Rows from a figure dataset:
+++

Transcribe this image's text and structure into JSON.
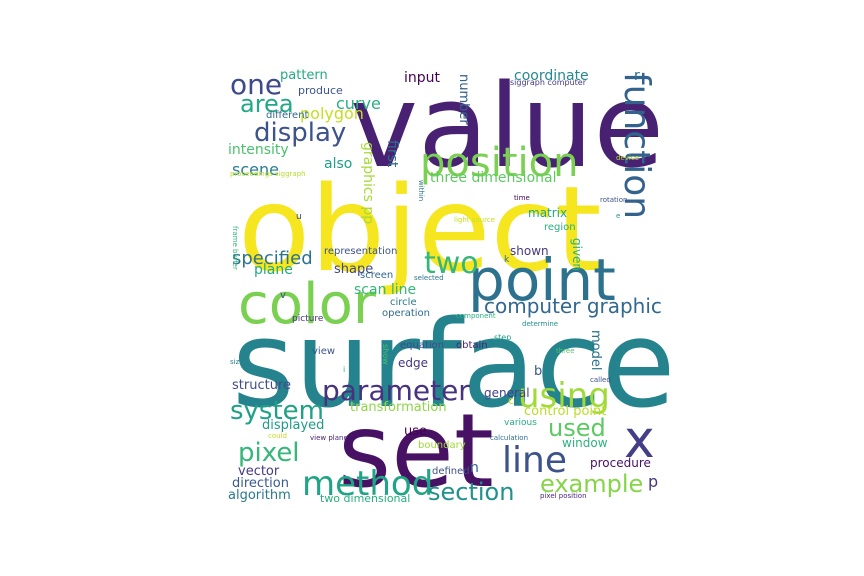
{
  "words": [
    {
      "text": "value",
      "color": "#482173"
    },
    {
      "text": "object",
      "color": "#f6e620"
    },
    {
      "text": "surface",
      "color": "#25838e"
    },
    {
      "text": "set",
      "color": "#471164"
    },
    {
      "text": "point",
      "color": "#2c728e"
    },
    {
      "text": "color",
      "color": "#7ad151"
    },
    {
      "text": "position",
      "color": "#7ad151"
    },
    {
      "text": "function",
      "color": "#33638d"
    },
    {
      "text": "one",
      "color": "#3e4a89"
    },
    {
      "text": "area",
      "color": "#22a884"
    },
    {
      "text": "display",
      "color": "#3b528b"
    },
    {
      "text": "using",
      "color": "#a0da39"
    },
    {
      "text": "x",
      "color": "#433e85"
    },
    {
      "text": "line",
      "color": "#3b528b"
    },
    {
      "text": "method",
      "color": "#20a486"
    },
    {
      "text": "parameter",
      "color": "#46327e"
    },
    {
      "text": "system",
      "color": "#1fa187"
    },
    {
      "text": "pixel",
      "color": "#35b779"
    },
    {
      "text": "two",
      "color": "#35b779"
    },
    {
      "text": "section",
      "color": "#21918c"
    },
    {
      "text": "example",
      "color": "#86d549"
    },
    {
      "text": "used",
      "color": "#5ec962"
    },
    {
      "text": "computer graphic",
      "color": "#31688e"
    },
    {
      "text": "specified",
      "color": "#2c728e"
    },
    {
      "text": "curve",
      "color": "#29af7f"
    },
    {
      "text": "scene",
      "color": "#287d8e"
    },
    {
      "text": "polygon",
      "color": "#c2df23"
    },
    {
      "text": "intensity",
      "color": "#4ac16d"
    },
    {
      "text": "coordinate",
      "color": "#238a8d"
    },
    {
      "text": "input",
      "color": "#440154"
    },
    {
      "text": "pattern",
      "color": "#25ab82"
    },
    {
      "text": "produce",
      "color": "#39568c"
    },
    {
      "text": "different",
      "color": "#31688e"
    },
    {
      "text": "also",
      "color": "#1fa088"
    },
    {
      "text": "graphics pp",
      "color": "#a5db36"
    },
    {
      "text": "first",
      "color": "#2d708e"
    },
    {
      "text": "number",
      "color": "#34618d"
    },
    {
      "text": "three dimensional",
      "color": "#5ec962"
    },
    {
      "text": "matrix",
      "color": "#22a884"
    },
    {
      "text": "region",
      "color": "#29af7f"
    },
    {
      "text": "shown",
      "color": "#443983"
    },
    {
      "text": "given",
      "color": "#2db27d"
    },
    {
      "text": "scan line",
      "color": "#35b779"
    },
    {
      "text": "plane",
      "color": "#22a884"
    },
    {
      "text": "shape",
      "color": "#414487"
    },
    {
      "text": "representation",
      "color": "#3b528b"
    },
    {
      "text": "screen",
      "color": "#31688e"
    },
    {
      "text": "selected",
      "color": "#2c728e"
    },
    {
      "text": "circle",
      "color": "#2a788e"
    },
    {
      "text": "operation",
      "color": "#2f6c8e"
    },
    {
      "text": "picture",
      "color": "#46337f"
    },
    {
      "text": "component",
      "color": "#2ab07f"
    },
    {
      "text": "determine",
      "color": "#21918c"
    },
    {
      "text": "step",
      "color": "#1fa088"
    },
    {
      "text": "model",
      "color": "#2c728e"
    },
    {
      "text": "view",
      "color": "#3a548c"
    },
    {
      "text": "equation",
      "color": "#3d4d8a"
    },
    {
      "text": "obtain",
      "color": "#482576"
    },
    {
      "text": "edge",
      "color": "#453581"
    },
    {
      "text": "structure",
      "color": "#3e4c8a"
    },
    {
      "text": "transformation",
      "color": "#8ed645"
    },
    {
      "text": "general",
      "color": "#424086"
    },
    {
      "text": "b",
      "color": "#39568c"
    },
    {
      "text": "c",
      "color": "#c8e020"
    },
    {
      "text": "control point",
      "color": "#b8de29"
    },
    {
      "text": "various",
      "color": "#25ac82"
    },
    {
      "text": "displayed",
      "color": "#1f9a8a"
    },
    {
      "text": "use",
      "color": "#440154"
    },
    {
      "text": "could",
      "color": "#c0df25"
    },
    {
      "text": "view plane",
      "color": "#482475"
    },
    {
      "text": "boundary",
      "color": "#9dd93b"
    },
    {
      "text": "calculation",
      "color": "#2e6e8e"
    },
    {
      "text": "window",
      "color": "#2db27d"
    },
    {
      "text": "vector",
      "color": "#453882"
    },
    {
      "text": "direction",
      "color": "#38598c"
    },
    {
      "text": "algorithm",
      "color": "#2a788e"
    },
    {
      "text": "two dimensional",
      "color": "#29af7f"
    },
    {
      "text": "defined",
      "color": "#3b528b"
    },
    {
      "text": "n",
      "color": "#33638d"
    },
    {
      "text": "procedure",
      "color": "#471063"
    },
    {
      "text": "p",
      "color": "#453781"
    },
    {
      "text": "pixel position",
      "color": "#482878"
    },
    {
      "text": "called",
      "color": "#3c4f8a"
    },
    {
      "text": "three",
      "color": "#52c569"
    },
    {
      "text": "r",
      "color": "#2e6f8e"
    },
    {
      "text": "siggraph computer",
      "color": "#443a83"
    },
    {
      "text": "device",
      "color": "#addc30"
    },
    {
      "text": "time",
      "color": "#440154"
    },
    {
      "text": "rotation",
      "color": "#3b528b"
    },
    {
      "text": "e",
      "color": "#20928c"
    },
    {
      "text": "k",
      "color": "#2e6e8e"
    },
    {
      "text": "light source",
      "color": "#c5e021"
    },
    {
      "text": "within",
      "color": "#2a768e"
    },
    {
      "text": "u",
      "color": "#3f4788"
    },
    {
      "text": "proceedings siggraph",
      "color": "#b5de2b"
    },
    {
      "text": "frame buffer",
      "color": "#32b67a"
    },
    {
      "text": "v",
      "color": "#3e4989"
    },
    {
      "text": "size",
      "color": "#26828e"
    },
    {
      "text": "i",
      "color": "#35b779"
    },
    {
      "text": "show",
      "color": "#4ac16d"
    }
  ]
}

+++

■ **Work required**
Output, exactly, all the records above; include no pictures.

■ **Output of the task**
Transcribe this image's text and structure into JSON.
{
  "words": [
    {
      "text": "value",
      "color": "#482173"
    },
    {
      "text": "object",
      "color": "#f6e620"
    },
    {
      "text": "surface",
      "color": "#25838e"
    },
    {
      "text": "set",
      "color": "#471164"
    },
    {
      "text": "point",
      "color": "#2c728e"
    },
    {
      "text": "color",
      "color": "#7ad151"
    },
    {
      "text": "position",
      "color": "#7ad151"
    },
    {
      "text": "function",
      "color": "#33638d"
    },
    {
      "text": "one",
      "color": "#3e4a89"
    },
    {
      "text": "area",
      "color": "#22a884"
    },
    {
      "text": "display",
      "color": "#3b528b"
    },
    {
      "text": "using",
      "color": "#a0da39"
    },
    {
      "text": "x",
      "color": "#433e85"
    },
    {
      "text": "line",
      "color": "#3b528b"
    },
    {
      "text": "method",
      "color": "#20a486"
    },
    {
      "text": "parameter",
      "color": "#46327e"
    },
    {
      "text": "system",
      "color": "#1fa187"
    },
    {
      "text": "pixel",
      "color": "#35b779"
    },
    {
      "text": "two",
      "color": "#35b779"
    },
    {
      "text": "section",
      "color": "#21918c"
    },
    {
      "text": "example",
      "color": "#86d549"
    },
    {
      "text": "used",
      "color": "#5ec962"
    },
    {
      "text": "computer graphic",
      "color": "#31688e"
    },
    {
      "text": "specified",
      "color": "#2c728e"
    },
    {
      "text": "curve",
      "color": "#29af7f"
    },
    {
      "text": "scene",
      "color": "#287d8e"
    },
    {
      "text": "polygon",
      "color": "#c2df23"
    },
    {
      "text": "intensity",
      "color": "#4ac16d"
    },
    {
      "text": "coordinate",
      "color": "#238a8d"
    },
    {
      "text": "input",
      "color": "#440154"
    },
    {
      "text": "pattern",
      "color": "#25ab82"
    },
    {
      "text": "produce",
      "color": "#39568c"
    },
    {
      "text": "different",
      "color": "#31688e"
    },
    {
      "text": "also",
      "color": "#1fa088"
    },
    {
      "text": "graphics pp",
      "color": "#a5db36"
    },
    {
      "text": "first",
      "color": "#2d708e"
    },
    {
      "text": "number",
      "color": "#34618d"
    },
    {
      "text": "three dimensional",
      "color": "#5ec962"
    },
    {
      "text": "matrix",
      "color": "#22a884"
    },
    {
      "text": "region",
      "color": "#29af7f"
    },
    {
      "text": "shown",
      "color": "#443983"
    },
    {
      "text": "given",
      "color": "#2db27d"
    },
    {
      "text": "scan line",
      "color": "#35b779"
    },
    {
      "text": "plane",
      "color": "#22a884"
    },
    {
      "text": "shape",
      "color": "#414487"
    },
    {
      "text": "representation",
      "color": "#3b528b"
    },
    {
      "text": "screen",
      "color": "#31688e"
    },
    {
      "text": "selected",
      "color": "#2c728e"
    },
    {
      "text": "circle",
      "color": "#2a788e"
    },
    {
      "text": "operation",
      "color": "#2f6c8e"
    },
    {
      "text": "picture",
      "color": "#46337f"
    },
    {
      "text": "component",
      "color": "#2ab07f"
    },
    {
      "text": "determine",
      "color": "#21918c"
    },
    {
      "text": "step",
      "color": "#1fa088"
    },
    {
      "text": "model",
      "color": "#2c728e"
    },
    {
      "text": "view",
      "color": "#3a548c"
    },
    {
      "text": "equation",
      "color": "#3d4d8a"
    },
    {
      "text": "obtain",
      "color": "#482576"
    },
    {
      "text": "edge",
      "color": "#453581"
    },
    {
      "text": "structure",
      "color": "#3e4c8a"
    },
    {
      "text": "transformation",
      "color": "#8ed645"
    },
    {
      "text": "general",
      "color": "#424086"
    },
    {
      "text": "b",
      "color": "#39568c"
    },
    {
      "text": "c",
      "color": "#c8e020"
    },
    {
      "text": "control point",
      "color": "#b8de29"
    },
    {
      "text": "various",
      "color": "#25ac82"
    },
    {
      "text": "displayed",
      "color": "#1f9a8a"
    },
    {
      "text": "use",
      "color": "#440154"
    },
    {
      "text": "could",
      "color": "#c0df25"
    },
    {
      "text": "view plane",
      "color": "#482475"
    },
    {
      "text": "boundary",
      "color": "#9dd93b"
    },
    {
      "text": "calculation",
      "color": "#2e6e8e"
    },
    {
      "text": "window",
      "color": "#2db27d"
    },
    {
      "text": "vector",
      "color": "#453882"
    },
    {
      "text": "direction",
      "color": "#38598c"
    },
    {
      "text": "algorithm",
      "color": "#2a788e"
    },
    {
      "text": "two dimensional",
      "color": "#29af7f"
    },
    {
      "text": "defined",
      "color": "#3b528b"
    },
    {
      "text": "n",
      "color": "#33638d"
    },
    {
      "text": "procedure",
      "color": "#471063"
    },
    {
      "text": "p",
      "color": "#453781"
    },
    {
      "text": "pixel position",
      "color": "#482878"
    },
    {
      "text": "called",
      "color": "#3c4f8a"
    },
    {
      "text": "three",
      "color": "#52c569"
    },
    {
      "text": "r",
      "color": "#2e6f8e"
    },
    {
      "text": "siggraph computer",
      "color": "#443a83"
    },
    {
      "text": "device",
      "color": "#addc30"
    },
    {
      "text": "time",
      "color": "#440154"
    },
    {
      "text": "rotation",
      "color": "#3b528b"
    },
    {
      "text": "e",
      "color": "#20928c"
    },
    {
      "text": "k",
      "color": "#2e6e8e"
    },
    {
      "text": "light source",
      "color": "#c5e021"
    },
    {
      "text": "within",
      "color": "#2a768e"
    },
    {
      "text": "u",
      "color": "#3f4788"
    },
    {
      "text": "proceedings siggraph",
      "color": "#b5de2b"
    },
    {
      "text": "frame buffer",
      "color": "#32b67a"
    },
    {
      "text": "v",
      "color": "#3e4989"
    },
    {
      "text": "size",
      "color": "#26828e"
    },
    {
      "text": "i",
      "color": "#35b779"
    },
    {
      "text": "show",
      "color": "#4ac16d"
    }
  ]
}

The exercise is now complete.